INFORMATION PROVIDED
::::
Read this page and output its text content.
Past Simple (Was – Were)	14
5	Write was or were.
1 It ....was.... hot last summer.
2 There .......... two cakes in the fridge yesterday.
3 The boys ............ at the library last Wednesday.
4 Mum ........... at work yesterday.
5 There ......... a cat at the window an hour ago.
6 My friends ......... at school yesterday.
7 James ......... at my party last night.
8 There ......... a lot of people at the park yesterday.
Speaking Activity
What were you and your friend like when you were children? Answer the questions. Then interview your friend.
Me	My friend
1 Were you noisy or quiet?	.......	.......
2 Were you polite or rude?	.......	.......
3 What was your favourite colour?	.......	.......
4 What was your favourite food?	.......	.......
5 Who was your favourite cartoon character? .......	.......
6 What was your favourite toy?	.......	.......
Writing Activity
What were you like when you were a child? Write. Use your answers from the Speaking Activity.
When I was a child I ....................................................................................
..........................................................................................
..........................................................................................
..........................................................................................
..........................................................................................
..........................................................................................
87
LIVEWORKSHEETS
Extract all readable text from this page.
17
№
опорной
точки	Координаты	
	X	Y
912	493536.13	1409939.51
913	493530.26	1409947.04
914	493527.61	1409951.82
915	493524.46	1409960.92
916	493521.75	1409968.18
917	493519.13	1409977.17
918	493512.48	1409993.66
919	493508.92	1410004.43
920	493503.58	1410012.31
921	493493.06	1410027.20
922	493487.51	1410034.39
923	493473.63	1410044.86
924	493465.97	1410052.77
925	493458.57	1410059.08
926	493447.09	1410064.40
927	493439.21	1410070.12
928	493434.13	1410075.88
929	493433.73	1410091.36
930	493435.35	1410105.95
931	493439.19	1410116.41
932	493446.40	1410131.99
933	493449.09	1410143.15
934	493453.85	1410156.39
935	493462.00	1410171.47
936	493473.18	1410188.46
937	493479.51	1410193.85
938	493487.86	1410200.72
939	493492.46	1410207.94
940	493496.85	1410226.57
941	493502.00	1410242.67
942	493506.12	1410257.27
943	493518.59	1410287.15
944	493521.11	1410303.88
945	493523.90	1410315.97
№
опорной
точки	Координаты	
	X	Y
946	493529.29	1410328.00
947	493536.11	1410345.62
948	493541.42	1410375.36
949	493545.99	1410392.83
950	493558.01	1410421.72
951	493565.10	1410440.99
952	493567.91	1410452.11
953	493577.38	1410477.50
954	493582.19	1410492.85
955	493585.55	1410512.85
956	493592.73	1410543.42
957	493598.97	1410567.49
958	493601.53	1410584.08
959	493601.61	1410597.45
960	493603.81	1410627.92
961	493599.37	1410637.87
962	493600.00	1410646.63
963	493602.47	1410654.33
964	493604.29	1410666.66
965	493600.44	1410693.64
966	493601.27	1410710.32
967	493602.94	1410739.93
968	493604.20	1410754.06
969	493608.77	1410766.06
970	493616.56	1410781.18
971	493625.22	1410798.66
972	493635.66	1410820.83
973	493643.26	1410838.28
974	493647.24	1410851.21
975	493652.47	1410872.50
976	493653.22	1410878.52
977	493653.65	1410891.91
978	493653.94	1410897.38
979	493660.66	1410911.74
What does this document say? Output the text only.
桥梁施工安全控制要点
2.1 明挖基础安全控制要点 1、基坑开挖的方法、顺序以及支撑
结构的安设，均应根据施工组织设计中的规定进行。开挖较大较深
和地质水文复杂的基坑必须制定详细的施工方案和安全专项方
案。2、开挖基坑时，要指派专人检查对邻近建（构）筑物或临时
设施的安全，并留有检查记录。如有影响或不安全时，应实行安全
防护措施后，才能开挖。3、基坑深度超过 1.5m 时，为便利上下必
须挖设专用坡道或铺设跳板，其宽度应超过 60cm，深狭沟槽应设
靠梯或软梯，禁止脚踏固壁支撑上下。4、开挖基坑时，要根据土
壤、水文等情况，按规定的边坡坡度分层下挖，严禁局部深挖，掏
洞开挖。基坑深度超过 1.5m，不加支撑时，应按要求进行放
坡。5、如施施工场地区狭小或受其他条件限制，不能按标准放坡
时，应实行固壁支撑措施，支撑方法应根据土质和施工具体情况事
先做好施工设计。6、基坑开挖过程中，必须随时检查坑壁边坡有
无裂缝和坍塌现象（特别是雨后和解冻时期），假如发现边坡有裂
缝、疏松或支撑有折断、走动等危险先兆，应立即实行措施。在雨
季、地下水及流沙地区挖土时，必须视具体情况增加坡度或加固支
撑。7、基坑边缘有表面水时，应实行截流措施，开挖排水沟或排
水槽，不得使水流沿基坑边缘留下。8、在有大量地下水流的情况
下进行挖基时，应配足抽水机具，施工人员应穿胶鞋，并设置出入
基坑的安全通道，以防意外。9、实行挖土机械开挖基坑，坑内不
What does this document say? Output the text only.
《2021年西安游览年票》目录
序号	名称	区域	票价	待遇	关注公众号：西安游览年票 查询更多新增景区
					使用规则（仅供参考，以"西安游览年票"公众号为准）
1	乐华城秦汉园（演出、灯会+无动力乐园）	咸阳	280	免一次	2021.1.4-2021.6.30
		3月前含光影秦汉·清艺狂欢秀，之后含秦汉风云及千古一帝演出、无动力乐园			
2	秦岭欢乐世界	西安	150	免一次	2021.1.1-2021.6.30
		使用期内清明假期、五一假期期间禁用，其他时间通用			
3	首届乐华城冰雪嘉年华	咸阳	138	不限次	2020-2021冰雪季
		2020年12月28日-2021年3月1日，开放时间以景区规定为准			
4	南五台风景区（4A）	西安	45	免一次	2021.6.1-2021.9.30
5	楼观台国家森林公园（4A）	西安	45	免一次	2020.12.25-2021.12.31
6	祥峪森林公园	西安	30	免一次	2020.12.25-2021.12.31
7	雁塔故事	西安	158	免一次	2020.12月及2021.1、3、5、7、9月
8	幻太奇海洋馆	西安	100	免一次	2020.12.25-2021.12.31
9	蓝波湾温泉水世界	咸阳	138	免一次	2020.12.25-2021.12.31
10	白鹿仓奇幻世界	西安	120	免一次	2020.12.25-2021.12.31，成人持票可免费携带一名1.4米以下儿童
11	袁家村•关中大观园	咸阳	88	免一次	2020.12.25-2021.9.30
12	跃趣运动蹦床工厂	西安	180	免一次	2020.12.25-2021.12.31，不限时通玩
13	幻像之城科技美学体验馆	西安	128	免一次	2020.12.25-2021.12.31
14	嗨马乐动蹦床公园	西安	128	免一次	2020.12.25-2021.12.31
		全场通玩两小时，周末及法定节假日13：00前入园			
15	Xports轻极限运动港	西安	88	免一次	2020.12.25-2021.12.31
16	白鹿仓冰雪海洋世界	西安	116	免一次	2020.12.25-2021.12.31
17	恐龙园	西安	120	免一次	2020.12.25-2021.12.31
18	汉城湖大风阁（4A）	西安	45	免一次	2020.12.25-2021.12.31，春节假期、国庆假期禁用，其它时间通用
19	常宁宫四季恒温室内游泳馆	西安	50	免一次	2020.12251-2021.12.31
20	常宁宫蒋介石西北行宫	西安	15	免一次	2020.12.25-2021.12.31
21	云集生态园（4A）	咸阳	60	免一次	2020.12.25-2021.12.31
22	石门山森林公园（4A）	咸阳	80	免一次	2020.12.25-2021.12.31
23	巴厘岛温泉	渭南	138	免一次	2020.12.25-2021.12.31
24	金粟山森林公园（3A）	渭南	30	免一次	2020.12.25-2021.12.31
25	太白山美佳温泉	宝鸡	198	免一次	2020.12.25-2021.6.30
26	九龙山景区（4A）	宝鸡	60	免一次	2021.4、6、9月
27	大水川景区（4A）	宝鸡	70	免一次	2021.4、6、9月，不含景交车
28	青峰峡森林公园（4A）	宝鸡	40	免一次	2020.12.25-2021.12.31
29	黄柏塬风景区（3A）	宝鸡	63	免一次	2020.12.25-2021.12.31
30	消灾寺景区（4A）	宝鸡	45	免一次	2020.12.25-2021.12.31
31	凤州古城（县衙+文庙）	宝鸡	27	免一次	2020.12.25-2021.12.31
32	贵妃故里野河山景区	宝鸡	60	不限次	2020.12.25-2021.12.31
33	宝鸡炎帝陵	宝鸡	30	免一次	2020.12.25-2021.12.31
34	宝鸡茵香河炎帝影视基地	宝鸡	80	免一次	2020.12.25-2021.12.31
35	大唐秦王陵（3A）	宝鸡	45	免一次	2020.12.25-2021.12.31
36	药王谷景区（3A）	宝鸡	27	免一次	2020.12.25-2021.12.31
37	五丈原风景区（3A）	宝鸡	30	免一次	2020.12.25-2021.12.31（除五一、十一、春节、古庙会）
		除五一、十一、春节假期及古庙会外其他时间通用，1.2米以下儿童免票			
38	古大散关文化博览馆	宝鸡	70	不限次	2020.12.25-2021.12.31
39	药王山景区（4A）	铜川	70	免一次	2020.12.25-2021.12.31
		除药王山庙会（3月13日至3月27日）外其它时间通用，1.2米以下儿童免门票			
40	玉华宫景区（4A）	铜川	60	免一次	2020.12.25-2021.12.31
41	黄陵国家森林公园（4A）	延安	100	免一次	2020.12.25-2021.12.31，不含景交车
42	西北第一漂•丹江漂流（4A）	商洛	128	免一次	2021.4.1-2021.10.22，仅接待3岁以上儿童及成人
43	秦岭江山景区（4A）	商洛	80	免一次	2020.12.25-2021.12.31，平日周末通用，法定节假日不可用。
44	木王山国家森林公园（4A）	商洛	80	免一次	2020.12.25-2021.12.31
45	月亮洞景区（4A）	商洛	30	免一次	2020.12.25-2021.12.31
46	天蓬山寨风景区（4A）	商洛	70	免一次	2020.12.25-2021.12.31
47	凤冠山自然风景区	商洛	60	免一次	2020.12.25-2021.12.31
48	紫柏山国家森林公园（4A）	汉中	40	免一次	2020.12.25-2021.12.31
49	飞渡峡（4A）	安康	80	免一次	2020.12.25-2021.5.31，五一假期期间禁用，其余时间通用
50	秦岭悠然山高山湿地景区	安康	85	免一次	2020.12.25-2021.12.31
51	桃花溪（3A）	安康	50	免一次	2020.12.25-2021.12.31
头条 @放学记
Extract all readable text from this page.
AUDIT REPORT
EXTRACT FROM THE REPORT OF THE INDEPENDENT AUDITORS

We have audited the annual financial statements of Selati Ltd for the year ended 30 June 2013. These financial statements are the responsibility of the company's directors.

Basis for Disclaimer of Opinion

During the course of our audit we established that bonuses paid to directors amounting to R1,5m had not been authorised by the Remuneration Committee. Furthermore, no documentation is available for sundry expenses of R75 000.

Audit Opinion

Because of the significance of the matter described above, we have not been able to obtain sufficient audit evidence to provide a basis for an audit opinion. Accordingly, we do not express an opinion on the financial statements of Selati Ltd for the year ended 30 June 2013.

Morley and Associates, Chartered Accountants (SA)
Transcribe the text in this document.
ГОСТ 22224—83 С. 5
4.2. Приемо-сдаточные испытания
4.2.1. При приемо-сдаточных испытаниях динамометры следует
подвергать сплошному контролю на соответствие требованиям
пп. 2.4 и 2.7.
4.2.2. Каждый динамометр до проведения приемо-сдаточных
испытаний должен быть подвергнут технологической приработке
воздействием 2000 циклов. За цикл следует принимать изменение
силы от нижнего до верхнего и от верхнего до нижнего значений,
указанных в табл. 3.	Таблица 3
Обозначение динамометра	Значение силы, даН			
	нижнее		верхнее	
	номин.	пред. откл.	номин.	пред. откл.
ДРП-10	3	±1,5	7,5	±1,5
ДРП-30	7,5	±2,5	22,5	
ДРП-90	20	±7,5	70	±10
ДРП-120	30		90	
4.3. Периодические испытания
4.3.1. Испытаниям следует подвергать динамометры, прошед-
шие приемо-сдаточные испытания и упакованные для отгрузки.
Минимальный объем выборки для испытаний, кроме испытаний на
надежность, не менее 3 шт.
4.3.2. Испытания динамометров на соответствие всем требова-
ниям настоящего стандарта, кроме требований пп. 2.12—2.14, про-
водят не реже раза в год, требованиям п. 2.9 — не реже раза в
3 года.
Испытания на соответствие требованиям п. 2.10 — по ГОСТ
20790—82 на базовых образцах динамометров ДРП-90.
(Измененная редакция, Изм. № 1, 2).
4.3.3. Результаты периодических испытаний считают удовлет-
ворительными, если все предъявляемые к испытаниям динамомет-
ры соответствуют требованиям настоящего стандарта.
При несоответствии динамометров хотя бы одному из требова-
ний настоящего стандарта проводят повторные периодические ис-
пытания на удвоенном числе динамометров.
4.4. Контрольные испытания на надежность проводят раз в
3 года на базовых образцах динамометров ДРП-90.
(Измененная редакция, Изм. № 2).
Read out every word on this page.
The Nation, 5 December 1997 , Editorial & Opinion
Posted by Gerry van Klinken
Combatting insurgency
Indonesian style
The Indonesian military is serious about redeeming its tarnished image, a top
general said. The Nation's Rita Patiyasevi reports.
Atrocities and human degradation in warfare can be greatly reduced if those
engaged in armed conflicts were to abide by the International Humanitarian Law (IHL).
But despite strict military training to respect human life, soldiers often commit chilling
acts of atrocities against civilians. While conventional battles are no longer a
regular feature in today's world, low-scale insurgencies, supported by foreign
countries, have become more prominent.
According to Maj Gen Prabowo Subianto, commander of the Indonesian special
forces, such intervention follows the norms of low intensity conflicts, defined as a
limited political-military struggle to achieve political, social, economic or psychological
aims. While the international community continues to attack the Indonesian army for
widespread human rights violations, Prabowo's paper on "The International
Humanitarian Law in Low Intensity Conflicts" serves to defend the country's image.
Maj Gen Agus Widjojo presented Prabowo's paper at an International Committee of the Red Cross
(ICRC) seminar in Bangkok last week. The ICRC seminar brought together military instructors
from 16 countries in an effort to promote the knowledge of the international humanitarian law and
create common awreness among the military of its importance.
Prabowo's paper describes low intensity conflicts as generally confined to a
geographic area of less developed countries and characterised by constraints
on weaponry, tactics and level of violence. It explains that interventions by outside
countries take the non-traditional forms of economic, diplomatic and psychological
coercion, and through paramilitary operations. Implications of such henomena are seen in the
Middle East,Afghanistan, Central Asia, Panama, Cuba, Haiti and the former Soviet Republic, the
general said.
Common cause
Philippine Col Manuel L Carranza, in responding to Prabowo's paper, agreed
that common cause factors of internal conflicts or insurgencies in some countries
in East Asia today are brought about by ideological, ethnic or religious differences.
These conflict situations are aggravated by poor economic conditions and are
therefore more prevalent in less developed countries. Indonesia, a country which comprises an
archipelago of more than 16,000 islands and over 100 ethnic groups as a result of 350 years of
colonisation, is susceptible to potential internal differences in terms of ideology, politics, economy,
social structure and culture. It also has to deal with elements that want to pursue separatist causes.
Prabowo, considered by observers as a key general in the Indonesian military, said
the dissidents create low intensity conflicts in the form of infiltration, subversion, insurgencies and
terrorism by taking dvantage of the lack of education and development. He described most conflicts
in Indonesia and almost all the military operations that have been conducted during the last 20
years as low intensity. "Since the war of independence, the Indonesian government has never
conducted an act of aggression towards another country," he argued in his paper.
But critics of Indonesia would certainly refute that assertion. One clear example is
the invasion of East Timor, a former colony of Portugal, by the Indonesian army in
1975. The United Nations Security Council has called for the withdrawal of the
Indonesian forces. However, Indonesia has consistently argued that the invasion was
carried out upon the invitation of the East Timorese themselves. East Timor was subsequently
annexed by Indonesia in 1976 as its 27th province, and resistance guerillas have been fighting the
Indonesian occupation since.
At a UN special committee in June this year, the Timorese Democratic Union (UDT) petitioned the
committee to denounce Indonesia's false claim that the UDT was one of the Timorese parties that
::::
WORK TO BE COMPLETED
In the records above, locate the lines holding the word "East". Copy each of them.

SOLVED EXERCISE
Middle East,Afghanistan, Central Asia, Panama, Cuba, Haiti and the former Soviet Republic, the
in East Asia today are brought about by ideological, ethnic or religious differences.
the invasion of East Timor, a former colony of Portugal, by the Indonesian army in
carried out upon the invitation of the East Timorese themselves. East Timor was subsequently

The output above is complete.